> _TO BE DONE_: List all lines of the data that include the string "also".

[start]

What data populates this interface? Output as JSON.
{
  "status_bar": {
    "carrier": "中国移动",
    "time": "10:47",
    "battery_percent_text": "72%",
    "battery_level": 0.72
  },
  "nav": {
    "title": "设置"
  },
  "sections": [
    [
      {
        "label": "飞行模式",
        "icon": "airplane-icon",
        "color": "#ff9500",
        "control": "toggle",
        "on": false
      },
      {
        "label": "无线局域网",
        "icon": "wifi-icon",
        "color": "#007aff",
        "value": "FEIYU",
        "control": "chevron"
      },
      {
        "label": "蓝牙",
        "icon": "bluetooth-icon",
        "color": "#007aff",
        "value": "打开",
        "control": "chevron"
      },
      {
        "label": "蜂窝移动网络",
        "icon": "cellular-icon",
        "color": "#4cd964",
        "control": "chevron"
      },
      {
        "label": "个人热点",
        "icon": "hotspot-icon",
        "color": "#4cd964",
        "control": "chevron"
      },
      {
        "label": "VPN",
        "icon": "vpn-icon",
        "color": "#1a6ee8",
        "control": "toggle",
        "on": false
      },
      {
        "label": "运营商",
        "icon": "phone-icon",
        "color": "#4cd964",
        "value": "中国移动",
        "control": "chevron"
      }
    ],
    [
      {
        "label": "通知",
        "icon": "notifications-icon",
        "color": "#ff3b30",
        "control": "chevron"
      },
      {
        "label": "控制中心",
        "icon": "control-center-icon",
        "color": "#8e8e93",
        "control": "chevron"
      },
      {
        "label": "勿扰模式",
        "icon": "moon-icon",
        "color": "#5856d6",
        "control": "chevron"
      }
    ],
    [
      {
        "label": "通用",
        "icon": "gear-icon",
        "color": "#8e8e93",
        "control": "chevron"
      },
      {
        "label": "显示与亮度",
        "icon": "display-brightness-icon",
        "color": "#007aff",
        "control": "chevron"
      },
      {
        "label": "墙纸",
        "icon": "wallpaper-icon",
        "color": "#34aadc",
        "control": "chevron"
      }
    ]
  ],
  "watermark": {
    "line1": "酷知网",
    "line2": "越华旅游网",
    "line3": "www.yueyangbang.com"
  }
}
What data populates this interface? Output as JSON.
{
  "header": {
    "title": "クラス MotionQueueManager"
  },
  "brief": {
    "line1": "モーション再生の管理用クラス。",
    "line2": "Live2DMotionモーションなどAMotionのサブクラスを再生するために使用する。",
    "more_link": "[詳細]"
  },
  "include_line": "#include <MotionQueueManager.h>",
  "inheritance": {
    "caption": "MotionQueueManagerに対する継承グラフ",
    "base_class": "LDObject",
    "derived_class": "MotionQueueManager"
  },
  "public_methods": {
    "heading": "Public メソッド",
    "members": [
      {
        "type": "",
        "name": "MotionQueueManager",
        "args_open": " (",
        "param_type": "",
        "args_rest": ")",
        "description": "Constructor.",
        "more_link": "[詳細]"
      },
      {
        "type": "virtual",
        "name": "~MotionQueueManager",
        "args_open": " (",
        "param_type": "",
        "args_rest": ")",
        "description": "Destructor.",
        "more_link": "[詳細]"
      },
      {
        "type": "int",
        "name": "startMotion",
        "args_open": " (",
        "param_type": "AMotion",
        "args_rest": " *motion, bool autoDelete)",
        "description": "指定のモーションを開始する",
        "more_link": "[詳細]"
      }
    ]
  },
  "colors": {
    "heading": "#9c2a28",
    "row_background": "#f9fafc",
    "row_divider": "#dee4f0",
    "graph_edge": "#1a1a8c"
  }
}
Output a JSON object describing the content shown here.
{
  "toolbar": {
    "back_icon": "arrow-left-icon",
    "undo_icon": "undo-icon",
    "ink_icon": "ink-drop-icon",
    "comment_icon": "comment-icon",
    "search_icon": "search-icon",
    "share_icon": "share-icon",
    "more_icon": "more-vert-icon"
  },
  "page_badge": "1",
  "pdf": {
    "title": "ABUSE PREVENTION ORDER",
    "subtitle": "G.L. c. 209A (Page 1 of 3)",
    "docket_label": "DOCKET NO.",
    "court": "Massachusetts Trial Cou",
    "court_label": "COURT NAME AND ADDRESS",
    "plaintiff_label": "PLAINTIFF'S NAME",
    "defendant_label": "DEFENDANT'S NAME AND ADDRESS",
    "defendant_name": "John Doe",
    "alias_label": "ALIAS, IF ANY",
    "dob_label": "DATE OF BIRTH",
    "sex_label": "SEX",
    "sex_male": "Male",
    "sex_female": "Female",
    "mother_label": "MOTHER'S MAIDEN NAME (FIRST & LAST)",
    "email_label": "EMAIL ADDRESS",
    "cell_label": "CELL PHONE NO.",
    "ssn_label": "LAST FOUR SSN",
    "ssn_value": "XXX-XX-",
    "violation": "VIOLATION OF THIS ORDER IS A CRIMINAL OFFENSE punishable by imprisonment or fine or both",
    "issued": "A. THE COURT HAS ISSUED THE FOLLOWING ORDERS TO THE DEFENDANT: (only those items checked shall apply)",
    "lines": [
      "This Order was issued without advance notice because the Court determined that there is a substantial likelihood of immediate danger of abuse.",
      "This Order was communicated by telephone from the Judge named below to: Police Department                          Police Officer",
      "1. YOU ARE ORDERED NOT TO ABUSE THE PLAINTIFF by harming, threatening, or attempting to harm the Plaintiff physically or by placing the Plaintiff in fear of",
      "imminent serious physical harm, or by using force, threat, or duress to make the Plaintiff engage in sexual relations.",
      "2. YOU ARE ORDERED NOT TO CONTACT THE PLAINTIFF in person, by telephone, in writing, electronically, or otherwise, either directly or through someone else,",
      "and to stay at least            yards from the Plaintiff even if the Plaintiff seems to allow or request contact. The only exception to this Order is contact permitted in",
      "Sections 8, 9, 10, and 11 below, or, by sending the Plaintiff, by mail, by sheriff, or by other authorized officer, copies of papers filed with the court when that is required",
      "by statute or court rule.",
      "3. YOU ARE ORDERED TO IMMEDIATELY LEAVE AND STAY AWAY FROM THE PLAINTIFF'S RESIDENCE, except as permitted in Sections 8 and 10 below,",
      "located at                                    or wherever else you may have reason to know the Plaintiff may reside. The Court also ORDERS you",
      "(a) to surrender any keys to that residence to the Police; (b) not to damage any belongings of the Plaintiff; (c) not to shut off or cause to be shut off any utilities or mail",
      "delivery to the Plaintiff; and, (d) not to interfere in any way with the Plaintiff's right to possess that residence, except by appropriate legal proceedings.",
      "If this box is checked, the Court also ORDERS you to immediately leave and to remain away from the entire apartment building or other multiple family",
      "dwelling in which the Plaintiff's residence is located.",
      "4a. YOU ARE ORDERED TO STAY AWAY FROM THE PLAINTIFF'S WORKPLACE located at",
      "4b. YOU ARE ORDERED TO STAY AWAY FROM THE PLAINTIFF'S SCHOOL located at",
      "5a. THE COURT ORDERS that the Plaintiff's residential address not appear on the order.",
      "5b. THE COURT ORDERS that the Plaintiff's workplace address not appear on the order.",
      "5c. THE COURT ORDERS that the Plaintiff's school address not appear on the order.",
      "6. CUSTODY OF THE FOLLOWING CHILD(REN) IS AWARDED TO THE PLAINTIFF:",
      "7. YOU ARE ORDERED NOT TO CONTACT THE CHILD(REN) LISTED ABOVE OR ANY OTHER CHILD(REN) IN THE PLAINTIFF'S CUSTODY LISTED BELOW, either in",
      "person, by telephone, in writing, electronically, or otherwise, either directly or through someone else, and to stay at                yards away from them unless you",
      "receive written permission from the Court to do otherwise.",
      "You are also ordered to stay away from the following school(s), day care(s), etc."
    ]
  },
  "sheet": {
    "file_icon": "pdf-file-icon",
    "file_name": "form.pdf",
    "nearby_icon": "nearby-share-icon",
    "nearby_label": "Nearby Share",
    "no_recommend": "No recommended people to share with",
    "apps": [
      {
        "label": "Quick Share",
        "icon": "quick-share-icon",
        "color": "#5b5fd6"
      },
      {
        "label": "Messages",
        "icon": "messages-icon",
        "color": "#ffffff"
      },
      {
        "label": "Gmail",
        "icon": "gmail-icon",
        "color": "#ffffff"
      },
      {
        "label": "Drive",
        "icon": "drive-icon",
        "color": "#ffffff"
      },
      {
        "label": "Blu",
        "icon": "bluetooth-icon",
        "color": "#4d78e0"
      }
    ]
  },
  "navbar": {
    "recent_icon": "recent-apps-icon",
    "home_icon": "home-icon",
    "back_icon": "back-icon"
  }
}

[end]

> _ANSWER TO THIS TASK_:
      "located at                                    or wherever else you may have reason to know the Plaintiff may reside. The Court also ORDERS you",
      "If this box is checked, the Court also ORDERS you to immediately leave and to remain away from the entire apartment building or other multiple family",
      "You are also ordered to stay away from the following school(s), day care(s), etc."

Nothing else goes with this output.